━━━ Source document ━━━

Even as analyst MKM Partners was busy downgrading Darden Restaurants (NYSE: DRI) from buy to neutral, the company released an upbeat view of third-quarter results, spiking the stock price 8% higher for the day.

Most casual-dining restaurants are struggling to attract customers and investors these days. Ruby Tuesday (NYSE: RT), Panera Bread (Nasdaq: PNRA), and Cheesecake Factory (Nasdaq: CAKE) are all trading well off their 12-month highs. So what could make Darden so bullish on future prospects?

The company presented its reasons for optimism to an Analyst & Institutional Investors conference earlier this week. Here's an overview of management's key points.

Addressing concerns head-on
In an unusual move for this type of presentation, management began by listing recent analyst concerns and addressing them one by one. Specific concerns included:

  • Consumers are trading down or trading out. While management acknowledged that the environment for casual-dining chains is tough, they noted that comparable restaurant sales for the first 11 weeks of the third quarter are running up 1.2% across Red Lobster, Olive Garden, and Longhorn Steakhouse combined.

    Without giving specific third-quarter sales results by format, the company implied that Olive Garden is running up mid-single-digit comps, Red Lobster is about flat, and Longhorn is running down slightly. Not much new here -- these comps are around where the company has been running recently.
  • The RARE Hospitality acquisition is not helping. Management suggested that investors believe the new segment is "distracting" and "a drag on overall results." However, the company stated that acquisition cost synergies are coming in faster and at higher levels than originally planned, and the company is enjoying SG&A cost leverage from the additional restaurant sales.
  • Cash flow previously directed to share buybacks is now servicing acquisition debt. The company confirms this, but also asserts that cash flow is funding EPS growth from acquisition synergies, and will be directed back to share repurchases in fiscal year 2009, which starts in June.

The proof of these rebuttals will evidently be shown in third-quarter results, due in March. The company expects third-quarter EPS in the range of $0.83-$0.85, excluding acquisition-related integration and purchase accounting expense. This compares favorably to consensus analyst estimates of $0.77.

━━━

» **Work order A**
In the Darden Restaurants article, what range does the company expect for third-quarter EPS, excluding acquisition-related integration and purchase accounting expense?
» **Work order B**
Rewrite the paragraph beginning "The proof of these rebuttals" from the Darden Restaurants article above as a short bulleted list that keeps its main facts.
» **Work order C**
Continue the Darden Restaurants article above from where it stops, writing the next few paragraphs.

━━━ Data excerpts ━━━

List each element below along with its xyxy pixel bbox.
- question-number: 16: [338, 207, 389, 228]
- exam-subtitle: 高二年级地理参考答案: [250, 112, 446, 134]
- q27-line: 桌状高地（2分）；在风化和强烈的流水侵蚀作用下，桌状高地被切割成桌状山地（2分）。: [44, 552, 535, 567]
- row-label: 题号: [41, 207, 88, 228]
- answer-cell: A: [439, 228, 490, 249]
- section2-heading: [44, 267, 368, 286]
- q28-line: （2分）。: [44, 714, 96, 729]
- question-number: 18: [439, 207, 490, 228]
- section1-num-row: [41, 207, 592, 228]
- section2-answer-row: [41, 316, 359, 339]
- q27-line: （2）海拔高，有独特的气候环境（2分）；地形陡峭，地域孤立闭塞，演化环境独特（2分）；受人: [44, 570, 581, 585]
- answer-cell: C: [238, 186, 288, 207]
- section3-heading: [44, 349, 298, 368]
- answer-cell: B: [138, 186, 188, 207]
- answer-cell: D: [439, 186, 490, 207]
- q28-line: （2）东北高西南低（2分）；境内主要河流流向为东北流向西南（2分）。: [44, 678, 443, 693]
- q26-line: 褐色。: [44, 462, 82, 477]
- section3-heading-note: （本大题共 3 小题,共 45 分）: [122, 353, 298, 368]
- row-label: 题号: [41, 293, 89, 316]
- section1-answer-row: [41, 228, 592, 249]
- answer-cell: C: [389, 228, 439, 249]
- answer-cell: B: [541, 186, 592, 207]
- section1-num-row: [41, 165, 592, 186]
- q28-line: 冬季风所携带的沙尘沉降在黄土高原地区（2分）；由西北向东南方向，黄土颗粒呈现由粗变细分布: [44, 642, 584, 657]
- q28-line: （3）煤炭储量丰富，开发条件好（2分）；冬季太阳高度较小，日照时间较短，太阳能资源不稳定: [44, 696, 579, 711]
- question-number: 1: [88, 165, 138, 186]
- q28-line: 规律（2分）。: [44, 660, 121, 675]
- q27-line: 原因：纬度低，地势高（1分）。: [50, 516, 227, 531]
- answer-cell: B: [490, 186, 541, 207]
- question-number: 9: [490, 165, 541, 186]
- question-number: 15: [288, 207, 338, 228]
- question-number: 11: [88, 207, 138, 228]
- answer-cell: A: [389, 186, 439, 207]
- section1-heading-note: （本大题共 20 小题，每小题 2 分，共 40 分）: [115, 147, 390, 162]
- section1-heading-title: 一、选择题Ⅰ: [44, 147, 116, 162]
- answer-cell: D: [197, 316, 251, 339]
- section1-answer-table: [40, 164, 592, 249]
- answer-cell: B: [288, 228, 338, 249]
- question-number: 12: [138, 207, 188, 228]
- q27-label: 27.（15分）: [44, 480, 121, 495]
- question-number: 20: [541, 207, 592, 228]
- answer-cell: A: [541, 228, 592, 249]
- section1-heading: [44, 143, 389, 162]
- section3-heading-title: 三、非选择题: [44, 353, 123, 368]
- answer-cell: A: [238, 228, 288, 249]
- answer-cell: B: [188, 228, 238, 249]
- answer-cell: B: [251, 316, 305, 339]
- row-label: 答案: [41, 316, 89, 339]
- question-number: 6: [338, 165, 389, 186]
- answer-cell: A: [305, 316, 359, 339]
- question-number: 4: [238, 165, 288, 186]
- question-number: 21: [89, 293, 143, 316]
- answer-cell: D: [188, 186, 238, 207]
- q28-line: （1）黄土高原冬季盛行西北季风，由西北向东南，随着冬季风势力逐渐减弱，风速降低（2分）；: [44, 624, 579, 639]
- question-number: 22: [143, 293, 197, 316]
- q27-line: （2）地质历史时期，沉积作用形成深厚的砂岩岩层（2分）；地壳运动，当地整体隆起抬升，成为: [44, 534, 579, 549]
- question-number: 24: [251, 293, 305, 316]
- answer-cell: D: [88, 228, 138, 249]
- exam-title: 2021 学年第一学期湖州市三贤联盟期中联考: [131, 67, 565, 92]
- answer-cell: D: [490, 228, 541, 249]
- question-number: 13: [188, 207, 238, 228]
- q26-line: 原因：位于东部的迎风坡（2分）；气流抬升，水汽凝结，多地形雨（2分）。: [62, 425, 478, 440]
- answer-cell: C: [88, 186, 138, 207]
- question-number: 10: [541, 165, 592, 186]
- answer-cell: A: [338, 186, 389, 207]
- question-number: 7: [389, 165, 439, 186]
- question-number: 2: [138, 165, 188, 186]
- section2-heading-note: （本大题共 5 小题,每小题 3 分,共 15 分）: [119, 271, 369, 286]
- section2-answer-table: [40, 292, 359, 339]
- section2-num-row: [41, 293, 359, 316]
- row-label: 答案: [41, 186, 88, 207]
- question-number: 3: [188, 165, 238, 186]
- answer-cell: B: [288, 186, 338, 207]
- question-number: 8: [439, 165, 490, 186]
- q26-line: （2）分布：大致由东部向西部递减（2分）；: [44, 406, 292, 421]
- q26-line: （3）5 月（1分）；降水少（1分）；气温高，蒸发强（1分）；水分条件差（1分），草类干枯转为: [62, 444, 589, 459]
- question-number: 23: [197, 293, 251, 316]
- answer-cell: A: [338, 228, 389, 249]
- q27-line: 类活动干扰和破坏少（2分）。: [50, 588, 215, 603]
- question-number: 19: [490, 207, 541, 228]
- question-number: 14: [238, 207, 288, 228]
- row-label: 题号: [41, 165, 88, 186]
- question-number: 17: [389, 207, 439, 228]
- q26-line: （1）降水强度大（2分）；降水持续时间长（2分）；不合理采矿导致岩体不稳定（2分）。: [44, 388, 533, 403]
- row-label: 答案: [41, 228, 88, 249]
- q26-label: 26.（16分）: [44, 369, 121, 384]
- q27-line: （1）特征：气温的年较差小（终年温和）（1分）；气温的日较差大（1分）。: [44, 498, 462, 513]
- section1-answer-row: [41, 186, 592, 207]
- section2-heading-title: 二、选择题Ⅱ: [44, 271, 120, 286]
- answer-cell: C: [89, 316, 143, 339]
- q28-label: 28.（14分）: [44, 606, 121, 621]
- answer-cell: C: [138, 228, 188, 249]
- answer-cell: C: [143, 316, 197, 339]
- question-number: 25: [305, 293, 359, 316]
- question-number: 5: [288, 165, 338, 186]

━━━

» **Exercise output A**
$0.83 to $0.85 per share.

» **Exercise output B**
- Third-quarter results, due in March, will test the company's rebuttals.
- Darden expects third-quarter EPS of $0.83 to $0.85, excluding acquisition-related integration and purchase accounting expense.
- That beats the consensus analyst estimate of $0.77.

» **Exercise output C**
The case for sustainable growth
The company then outlined its strategy for sustaining strong, profitable growth in the future. At its core, this is based on a "multi-brand restaurant growth company bound together by common operating practices ... making Darden greater than the sum of its parts."

That's a mouthful, even in an 87-page PowerPoint presentation. Financially, this means:

  • Annual sales growth of 7%-9%, made up of comp sales between 2%-4% and new restaurant growth of 5%.
  • Operating profit growth of 10%, implying a few points of cost synergies each year.
  • EPS growth of 10%-15%, including share repurchase benefits.

I won't go into all the details of how Darden expects to deliver this (there are a lot of slides with catchy phrases like "brand management excellence" and "competitively superior leadership").

But one point catches the eye: acquisition scale synergies estimated at $30 million-$50 million per year through 2010 and beyond. The company expects these synergies to be evenly split between purchasing and distribution, and corporate governance and support services.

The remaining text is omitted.